» Directions for this task
Copy out the records precisely, omitting pictures.

::::

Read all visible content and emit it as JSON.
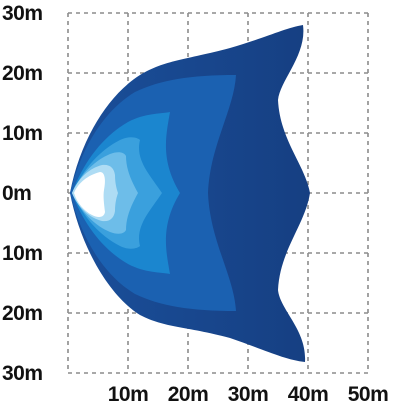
{
  "chart_data": {
    "type": "area",
    "title": "",
    "xlabel": "",
    "ylabel": "",
    "x_ticks": [
      "10m",
      "20m",
      "30m",
      "40m",
      "50m"
    ],
    "y_ticks": [
      "30m",
      "20m",
      "10m",
      "0m",
      "10m",
      "20m",
      "30m"
    ],
    "xlim": [
      0,
      50
    ],
    "ylim": [
      -30,
      30
    ],
    "grid": true,
    "colors": {
      "outer": "#1a4f9a",
      "outer_gradient_end": "#163f82",
      "band2": "#1b61b1",
      "band3": "#1b86cf",
      "band4": "#3aa0dd",
      "band5": "#6dbde9",
      "band6": "#aedcf4",
      "core": "#ffffff"
    }
  }
}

::::

» Exercise output
Read all visible content and emit it as JSON.
{
  "chart_data": {
    "type": "area",
    "title": "",
    "xlabel": "",
    "ylabel": "",
    "x_ticks": [
      "10m",
      "20m",
      "30m",
      "40m",
      "50m"
    ],
    "y_ticks": [
      "30m",
      "20m",
      "10m",
      "0m",
      "10m",
      "20m",
      "30m"
    ],
    "xlim": [
      0,
      50
    ],
    "ylim": [
      -30,
      30
    ],
    "grid": true,
    "colors": {
      "outer": "#1a4f9a",
      "outer_gradient_end": "#163f82",
      "band2": "#1b61b1",
      "band3": "#1b86cf",
      "band4": "#3aa0dd",
      "band5": "#6dbde9",
      "band6": "#aedcf4",
      "core": "#ffffff"
    }
  }
}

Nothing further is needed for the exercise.